-------- Materials provided --------
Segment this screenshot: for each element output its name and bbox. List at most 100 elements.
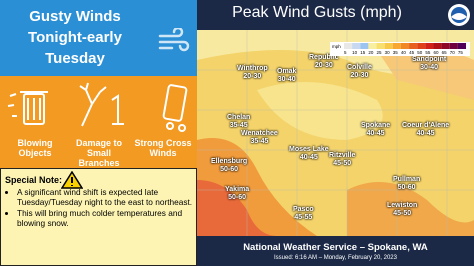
legend-swatch [392,43,401,49]
hazard-icons [7,82,188,132]
title-line: Tonight-early [28,29,122,46]
left-panel: Gusty Winds Tonight-early Tuesday Blowin… [0,0,197,266]
legend-tick: 25 [377,50,383,55]
text: Pullman [393,176,421,183]
legend-swatch [449,43,458,49]
text: Winthrop [237,65,268,72]
text: Coeur d'Alene [402,122,450,129]
text: Chelan [227,114,251,121]
map-panel: Peak Wind Gusts (mph) Winthrop 20-30 Omak… [197,0,474,266]
text: Sandpoint [412,56,447,63]
note-bullets: A significant wind shift is expected lat… [1,187,193,229]
text: 45-50 [393,210,412,217]
noaa-logo [448,4,470,26]
legend-tick: 40 [401,50,407,55]
hazards: Blowing Objects Damage to Small Branches… [0,76,197,168]
text: Wenatchee [241,130,278,137]
text: 20-30 [243,73,262,80]
legend-swatch [352,43,361,49]
legend-swatch [344,43,353,49]
legend-tick: 50 [417,50,423,55]
text: 50-60 [397,184,416,191]
city: Winthrop 20-30 [237,65,268,81]
text: Lewiston [387,202,418,209]
text: Ellensburg [211,158,248,165]
note-title: Special Note: [5,175,63,185]
legend-tick: 15 [360,50,366,55]
legend-tick: 35 [393,50,399,55]
map: Winthrop 20-30 Omak 30-40 Republic 20-30 Co… [197,30,474,236]
text: 35-45 [229,122,248,129]
note-bullet: This will bring much colder temperatures… [17,208,193,228]
city: Yakima 50-60 [225,186,249,202]
city: Spokane 40-45 [361,122,390,138]
legend-swatch [433,43,442,49]
title-box: Gusty Winds Tonight-early Tuesday [0,0,197,76]
legend-swatch [457,43,466,49]
text: Ritzville [329,152,356,159]
text: Colville [347,64,372,71]
city: Coeur d'Alene 40-45 [402,122,449,138]
city: Ritzville 45-50 [329,152,355,168]
legend-tick: 45 [409,50,415,55]
legend-swatch [368,43,377,49]
city: Moses Lake 40-45 [289,146,329,162]
note-bullet: A significant wind shift is expected lat… [17,187,193,207]
legend-tick: 5 [344,50,347,55]
text: Spokane [361,122,391,129]
city: Pasco 45-55 [293,206,314,222]
footer-office: National Weather Service – Spokane, WA [243,242,428,253]
legend-tick: 55 [425,50,431,55]
legend-swatch [409,43,418,49]
city: Republic 20-30 [309,54,339,70]
wind-icon [158,28,190,52]
legend-tick: 60 [433,50,439,55]
special-note: Special Note: A significant wind shift i… [0,168,197,266]
legend-unit: mph [332,44,341,49]
warning-icon [61,171,83,189]
text: 30-40 [277,76,296,83]
city: Ellensburg 50-60 [211,158,247,174]
legend-tick: 10 [352,50,358,55]
text: 30-40 [420,64,439,71]
hazard-label: Strong Cross Winds [134,138,192,158]
city: Pullman 50-60 [393,176,420,192]
legend-tick: 30 [385,50,391,55]
legend-swatch [417,43,426,49]
legend-tick: 70 [450,50,456,55]
legend-swatch [384,43,393,49]
title-line: Tuesday [45,50,105,67]
text: 20-30 [314,62,333,69]
legend-tick: 75 [458,50,464,55]
legend-swatch [376,43,385,49]
hazard-label: Damage to Small Branches [75,138,122,168]
city: Sandpoint 30-40 [412,56,446,72]
text: 50-60 [220,166,239,173]
text: 45-50 [333,160,352,167]
text: Republic [309,54,339,61]
text: Moses Lake [289,146,329,153]
text: 40-45 [366,130,385,137]
text: 40-45 [299,154,318,161]
text: 50-60 [228,194,247,201]
title-line: Gusty Winds [29,8,121,25]
legend-tick: 65 [442,50,448,55]
map-title: Peak Wind Gusts (mph) [232,4,402,21]
text: 45-55 [294,214,313,221]
text: Yakima [225,186,250,193]
map-shading [197,30,474,236]
legend-swatch [425,43,434,49]
legend-tick: 20 [368,50,374,55]
city: Omak 30-40 [277,68,296,84]
hazard-label: Blowing Objects [17,138,53,158]
city: Chelan 35-45 [227,114,250,130]
text: 35-45 [250,138,269,145]
city: Colville 20-30 [347,64,372,80]
legend-swatch [400,43,410,49]
footer-issued: Issued: 6:16 AM – Monday, February 20, 2… [274,255,397,261]
text: 40-45 [416,130,435,137]
city: Lewiston 45-50 [387,202,417,218]
text: 20-30 [350,72,369,79]
legend-swatch [360,43,369,49]
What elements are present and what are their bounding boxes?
--------
Can you write out this data again with "legend-swatch" replaced by "color-swatch" everywhere, leaving everything else unchanged and omitting the pictures?

▶ [Correct result]
Segment this screenshot: for each element output its name and bbox. List at most 100 elements.
color-swatch [392,43,401,49]
hazard-icons [7,82,188,132]
title-line: Tonight-early [28,29,122,46]
left-panel: Gusty Winds Tonight-early Tuesday Blowin… [0,0,197,266]
legend-tick: 25 [377,50,383,55]
text: Pullman [393,176,421,183]
color-swatch [449,43,458,49]
text: Winthrop [237,65,268,72]
text: Coeur d'Alene [402,122,450,129]
text: Chelan [227,114,251,121]
map-panel: Peak Wind Gusts (mph) Winthrop 20-30 Omak… [197,0,474,266]
text: Sandpoint [412,56,447,63]
note-bullets: A significant wind shift is expected lat… [1,187,193,229]
text: 45-50 [393,210,412,217]
noaa-logo [448,4,470,26]
legend-tick: 40 [401,50,407,55]
hazards: Blowing Objects Damage to Small Branches… [0,76,197,168]
text: Wenatchee [241,130,278,137]
text: 20-30 [243,73,262,80]
color-swatch [352,43,361,49]
color-swatch [344,43,353,49]
legend-tick: 50 [417,50,423,55]
text: 50-60 [397,184,416,191]
city: Winthrop 20-30 [237,65,268,81]
text: Lewiston [387,202,418,209]
text: Ellensburg [211,158,248,165]
note-title: Special Note: [5,175,63,185]
legend-tick: 15 [360,50,366,55]
legend-tick: 35 [393,50,399,55]
map: Winthrop 20-30 Omak 30-40 Republic 20-30 Co… [197,30,474,236]
text: 35-45 [229,122,248,129]
note-bullet: This will bring much colder temperatures… [17,208,193,228]
city: Yakima 50-60 [225,186,249,202]
city: Spokane 40-45 [361,122,390,138]
color-swatch [433,43,442,49]
title-box: Gusty Winds Tonight-early Tuesday [0,0,197,76]
color-swatch [457,43,466,49]
text: Ritzville [329,152,356,159]
text: Colville [347,64,372,71]
city: Coeur d'Alene 40-45 [402,122,449,138]
city: Ritzville 45-50 [329,152,355,168]
legend-tick: 45 [409,50,415,55]
color-swatch [368,43,377,49]
city: Moses Lake 40-45 [289,146,329,162]
note-bullet: A significant wind shift is expected lat… [17,187,193,207]
legend-tick: 5 [344,50,347,55]
text: Spokane [361,122,391,129]
city: Pasco 45-55 [293,206,314,222]
footer-office: National Weather Service – Spokane, WA [243,242,428,253]
legend-tick: 55 [425,50,431,55]
color-swatch [409,43,418,49]
city: Republic 20-30 [309,54,339,70]
wind-icon [158,28,190,52]
legend-tick: 60 [433,50,439,55]
special-note: Special Note: A significant wind shift i… [0,168,197,266]
legend-unit: mph [332,44,341,49]
warning-icon [61,171,83,189]
text: 30-40 [277,76,296,83]
city: Ellensburg 50-60 [211,158,247,174]
legend-tick: 10 [352,50,358,55]
text: 30-40 [420,64,439,71]
hazard-label: Strong Cross Winds [134,138,192,158]
city: Pullman 50-60 [393,176,420,192]
legend-tick: 30 [385,50,391,55]
color-swatch [417,43,426,49]
legend-tick: 70 [450,50,456,55]
color-swatch [384,43,393,49]
title-line: Tuesday [45,50,105,67]
text: 20-30 [314,62,333,69]
legend-tick: 75 [458,50,464,55]
color-swatch [376,43,385,49]
hazard-label: Damage to Small Branches [75,138,122,168]
city: Sandpoint 30-40 [412,56,446,72]
text: 50-60 [220,166,239,173]
text: 45-50 [333,160,352,167]
text: Republic [309,54,339,61]
text: Moses Lake [289,146,329,153]
text: 40-45 [366,130,385,137]
text: 40-45 [299,154,318,161]
text: 50-60 [228,194,247,201]
title-line: Gusty Winds [29,8,121,25]
legend-tick: 65 [442,50,448,55]
map-title: Peak Wind Gusts (mph) [232,4,402,21]
text: 45-55 [294,214,313,221]
text: Yakima [225,186,250,193]
map-shading [197,30,474,236]
color-swatch [425,43,434,49]
legend-tick: 20 [368,50,374,55]
city: Omak 30-40 [277,68,296,84]
hazard-label: Blowing Objects [17,138,53,158]
city: Chelan 35-45 [227,114,250,130]
text: 35-45 [250,138,269,145]
city: Colville 20-30 [347,64,372,80]
color-swatch [400,43,410,49]
footer-issued: Issued: 6:16 AM – Monday, February 20, 2… [274,255,397,261]
text: 40-45 [416,130,435,137]
city: Lewiston 45-50 [387,202,417,218]
text: 20-30 [350,72,369,79]
color-swatch [360,43,369,49]
What elements are present and what are their bounding boxes?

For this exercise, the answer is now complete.